Copy out every line of the records below exactly as they appear, leaving out the pictures.
++++ Supplied data
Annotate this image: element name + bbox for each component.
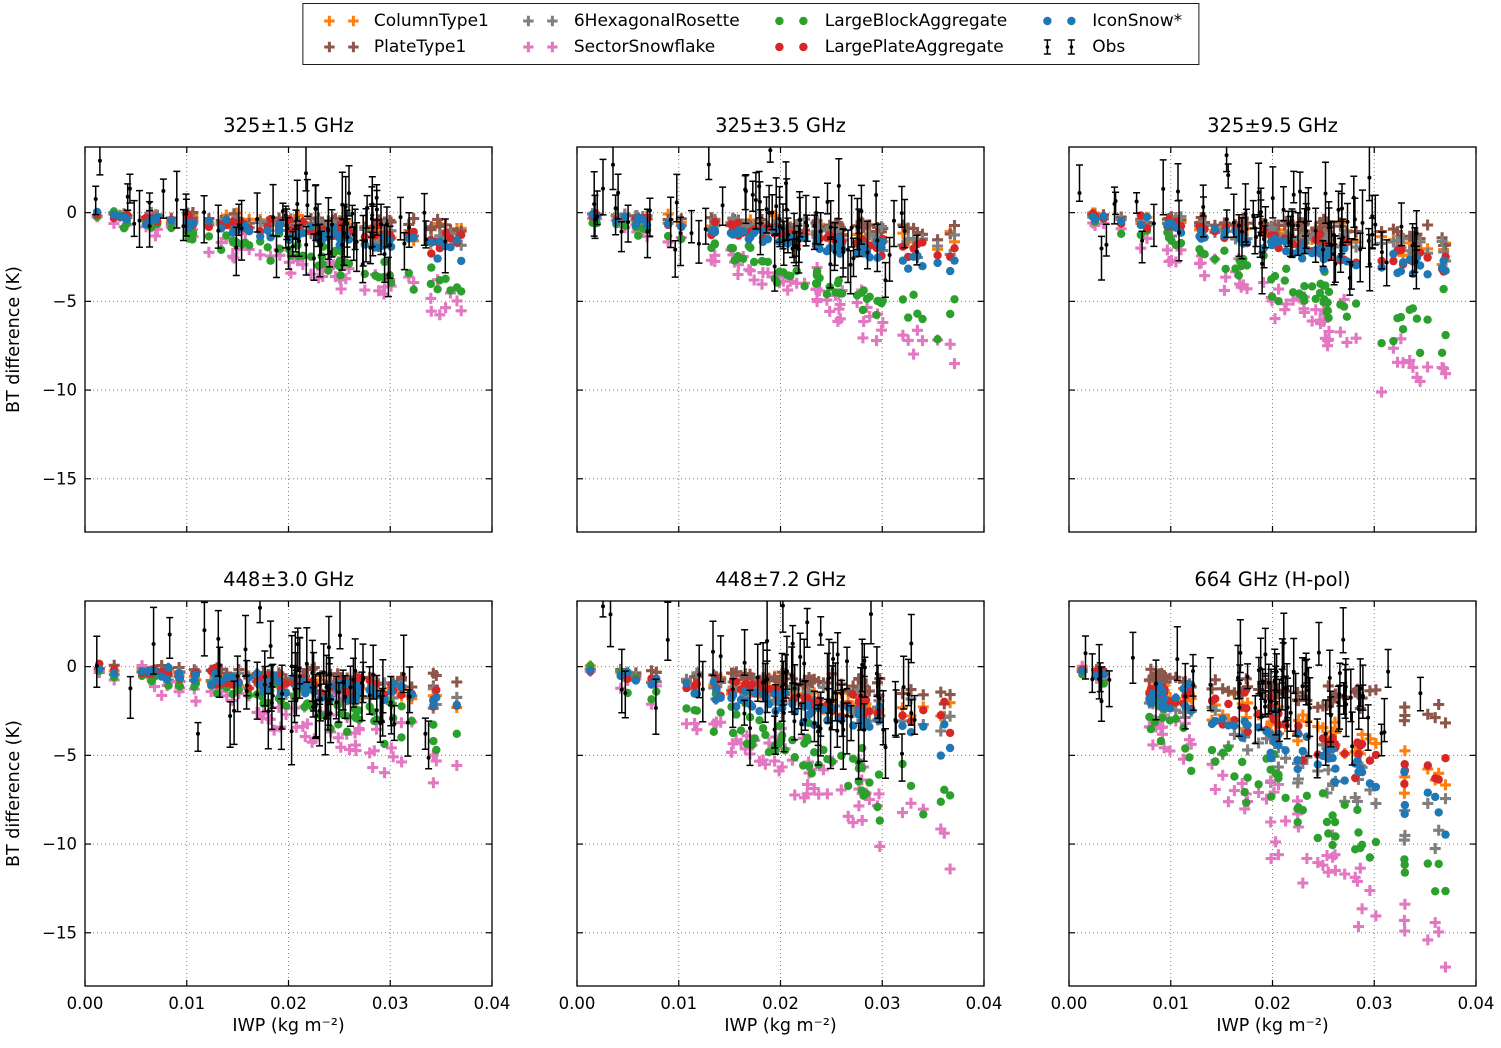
legend-entry-largeblockaggregate: LargeBlockAggregate: [770, 12, 1007, 30]
legend-column: ColumnType1 PlateType1: [319, 12, 489, 56]
svg-text:0.03: 0.03: [864, 994, 901, 1013]
scatter-plot-448-7-2: 0.00 0.01 0.02 0.03 0.04: [559, 600, 1003, 1013]
legend-column: IconSnow* Obs: [1037, 12, 1182, 56]
svg-text:0.01: 0.01: [660, 994, 697, 1013]
scatter-plot-448-3-0: 0 −5 −10 −15 0.00 0.01 0.02 0.03 0.04: [42, 600, 511, 1013]
svg-text:−5: −5: [53, 292, 77, 311]
obs-marker-icon: [1043, 39, 1075, 55]
legend-entry-iconsnow: IconSnow*: [1037, 12, 1182, 30]
svg-text:0.03: 0.03: [1356, 994, 1393, 1013]
legend-entry-label: 6HexagonalRosette: [573, 11, 740, 31]
panel-title-448-7-2: 448±7.2 GHz: [715, 568, 846, 591]
scatter-plot-325-1-5: 0 −5 −10 −15: [42, 146, 493, 533]
svg-text:0.01: 0.01: [1152, 994, 1189, 1013]
svg-text:0.02: 0.02: [270, 994, 307, 1013]
scatter-plot-325-9-5: [1068, 146, 1477, 533]
legend-entry-label: SectorSnowflake: [573, 37, 716, 57]
legend-entry-sectorsnowflake: SectorSnowflake: [519, 38, 740, 56]
legend-entry-6hexagonalrosette: 6HexagonalRosette: [519, 12, 740, 30]
platetype1-marker-icon: [323, 41, 359, 53]
legend-entry-largeplateaggregate: LargePlateAggregate: [770, 38, 1007, 56]
svg-text:0.02: 0.02: [1254, 994, 1291, 1013]
largeblockaggregate-marker-icon: [775, 16, 808, 26]
columntype1-marker-icon: [323, 15, 359, 27]
svg-text:0.04: 0.04: [966, 994, 1003, 1013]
svg-text:−10: −10: [42, 835, 77, 854]
legend-entry-label: ColumnType1: [373, 11, 489, 31]
panel-title-664: 664 GHz (H-pol): [1194, 568, 1351, 591]
legend-column: 6HexagonalRosette SectorSnowflake: [519, 12, 740, 56]
svg-text:−5: −5: [53, 746, 77, 765]
svg-text:0: 0: [67, 657, 78, 676]
panel-title-448-3-0: 448±3.0 GHz: [223, 568, 354, 591]
svg-text:0.01: 0.01: [168, 994, 205, 1013]
largeplateaggregate-marker-icon: [775, 42, 808, 52]
scatter-plot-325-3-5: [576, 146, 985, 533]
svg-text:0.04: 0.04: [1458, 994, 1495, 1013]
scatter-plot-664: 0.00 0.01 0.02 0.03 0.04: [1051, 600, 1495, 1013]
svg-text:0.00: 0.00: [559, 994, 596, 1013]
svg-text:0.04: 0.04: [474, 994, 511, 1013]
svg-text:0.00: 0.00: [67, 994, 104, 1013]
legend-entry-label: PlateType1: [373, 37, 467, 57]
legend-column: LargeBlockAggregate LargePlateAggregate: [770, 12, 1007, 56]
svg-text:−15: −15: [42, 923, 77, 942]
legend-entry-label: LargePlateAggregate: [824, 37, 1004, 57]
legend-entry-label: LargeBlockAggregate: [824, 11, 1008, 31]
y-axis-label-top: BT difference (K): [4, 266, 24, 413]
sectorsnowflake-marker-icon: [523, 41, 559, 53]
6hexagonalrosette-marker-icon: [523, 15, 559, 27]
svg-text:0.02: 0.02: [762, 994, 799, 1013]
iconsnow-marker-icon: [1043, 16, 1076, 26]
svg-text:0.03: 0.03: [372, 994, 409, 1013]
panel-title-325-3-5: 325±3.5 GHz: [715, 114, 846, 137]
legend-entry-columntype1: ColumnType1: [319, 12, 489, 30]
x-axis-label-col1: IWP (kg m⁻²): [232, 1016, 345, 1036]
x-axis-label-col3: IWP (kg m⁻²): [1216, 1016, 1329, 1036]
legend-entry-platetype1: PlateType1: [319, 38, 489, 56]
panel-title-325-1-5: 325±1.5 GHz: [223, 114, 354, 137]
svg-text:−10: −10: [42, 381, 77, 400]
panel-title-325-9-5: 325±9.5 GHz: [1207, 114, 1338, 137]
x-axis-label-col2: IWP (kg m⁻²): [724, 1016, 837, 1036]
y-axis-label-bottom: BT difference (K): [4, 720, 24, 867]
legend-entry-label: Obs: [1092, 37, 1126, 57]
legend-entry-obs: Obs: [1037, 38, 1182, 56]
svg-text:−15: −15: [42, 469, 77, 488]
legend: ColumnType1 PlateType1 6HexagonalRosette Se…: [301, 3, 1200, 65]
svg-text:0.00: 0.00: [1051, 994, 1088, 1013]
legend-entry-label: IconSnow*: [1092, 11, 1183, 31]
svg-text:0: 0: [67, 203, 78, 222]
++++++++
# [Answer to this problem]
Annotate this image: element name + bbox for each component.
legend-entry-largeblockaggregate: LargeBlockAggregate: [770, 12, 1007, 30]
legend-column: ColumnType1 PlateType1: [319, 12, 489, 56]
svg-text:0.03: 0.03: [864, 994, 901, 1013]
scatter-plot-448-7-2: 0.00 0.01 0.02 0.03 0.04: [559, 600, 1003, 1013]
legend-column: IconSnow* Obs: [1037, 12, 1182, 56]
svg-text:0.01: 0.01: [660, 994, 697, 1013]
scatter-plot-448-3-0: 0 −5 −10 −15 0.00 0.01 0.02 0.03 0.04: [42, 600, 511, 1013]
svg-text:−5: −5: [53, 292, 77, 311]
obs-marker-icon: [1043, 39, 1075, 55]
legend-entry-iconsnow: IconSnow*: [1037, 12, 1182, 30]
svg-text:0.03: 0.03: [1356, 994, 1393, 1013]
legend-entry-label: 6HexagonalRosette: [573, 11, 740, 31]
panel-title-448-7-2: 448±7.2 GHz: [715, 568, 846, 591]
scatter-plot-325-1-5: 0 −5 −10 −15: [42, 146, 493, 533]
svg-text:0.01: 0.01: [1152, 994, 1189, 1013]
svg-text:0.02: 0.02: [270, 994, 307, 1013]
scatter-plot-325-9-5: [1068, 146, 1477, 533]
legend-entry-label: SectorSnowflake: [573, 37, 716, 57]
legend-entry-sectorsnowflake: SectorSnowflake: [519, 38, 740, 56]
legend-entry-6hexagonalrosette: 6HexagonalRosette: [519, 12, 740, 30]
platetype1-marker-icon: [323, 41, 359, 53]
legend-entry-largeplateaggregate: LargePlateAggregate: [770, 38, 1007, 56]
svg-text:0.02: 0.02: [1254, 994, 1291, 1013]
largeblockaggregate-marker-icon: [775, 16, 808, 26]
columntype1-marker-icon: [323, 15, 359, 27]
svg-text:0.04: 0.04: [966, 994, 1003, 1013]
svg-text:−10: −10: [42, 835, 77, 854]
legend-entry-label: ColumnType1: [373, 11, 489, 31]
panel-title-664: 664 GHz (H-pol): [1194, 568, 1351, 591]
legend-column: 6HexagonalRosette SectorSnowflake: [519, 12, 740, 56]
svg-text:−5: −5: [53, 746, 77, 765]
svg-text:0: 0: [67, 657, 78, 676]
panel-title-448-3-0: 448±3.0 GHz: [223, 568, 354, 591]
svg-text:0.01: 0.01: [168, 994, 205, 1013]
largeplateaggregate-marker-icon: [775, 42, 808, 52]
scatter-plot-325-3-5: [576, 146, 985, 533]
svg-text:0.04: 0.04: [1458, 994, 1495, 1013]
scatter-plot-664: 0.00 0.01 0.02 0.03 0.04: [1051, 600, 1495, 1013]
svg-text:0.00: 0.00: [559, 994, 596, 1013]
svg-text:0.04: 0.04: [474, 994, 511, 1013]
svg-text:0.00: 0.00: [67, 994, 104, 1013]
legend-entry-label: PlateType1: [373, 37, 467, 57]
legend-column: LargeBlockAggregate LargePlateAggregate: [770, 12, 1007, 56]
svg-text:−15: −15: [42, 923, 77, 942]
legend-entry-label: LargePlateAggregate: [824, 37, 1004, 57]
legend-entry-label: LargeBlockAggregate: [824, 11, 1008, 31]
y-axis-label-top: BT difference (K): [4, 266, 24, 413]
sectorsnowflake-marker-icon: [523, 41, 559, 53]
6hexagonalrosette-marker-icon: [523, 15, 559, 27]
svg-text:0.02: 0.02: [762, 994, 799, 1013]
iconsnow-marker-icon: [1043, 16, 1076, 26]
svg-text:0.03: 0.03: [372, 994, 409, 1013]
panel-title-325-3-5: 325±3.5 GHz: [715, 114, 846, 137]
legend-entry-columntype1: ColumnType1: [319, 12, 489, 30]
x-axis-label-col1: IWP (kg m⁻²): [232, 1016, 345, 1036]
x-axis-label-col3: IWP (kg m⁻²): [1216, 1016, 1329, 1036]
legend-entry-platetype1: PlateType1: [319, 38, 489, 56]
panel-title-325-1-5: 325±1.5 GHz: [223, 114, 354, 137]
svg-text:−10: −10: [42, 381, 77, 400]
panel-title-325-9-5: 325±9.5 GHz: [1207, 114, 1338, 137]
x-axis-label-col2: IWP (kg m⁻²): [724, 1016, 837, 1036]
y-axis-label-bottom: BT difference (K): [4, 720, 24, 867]
legend-entry-label: Obs: [1092, 37, 1126, 57]
legend-entry-obs: Obs: [1037, 38, 1182, 56]
svg-text:−15: −15: [42, 469, 77, 488]
legend: ColumnType1 PlateType1 6HexagonalRosette Se…: [301, 3, 1200, 65]
svg-text:0.00: 0.00: [1051, 994, 1088, 1013]
legend-entry-label: IconSnow*: [1092, 11, 1183, 31]
svg-text:0: 0: [67, 203, 78, 222]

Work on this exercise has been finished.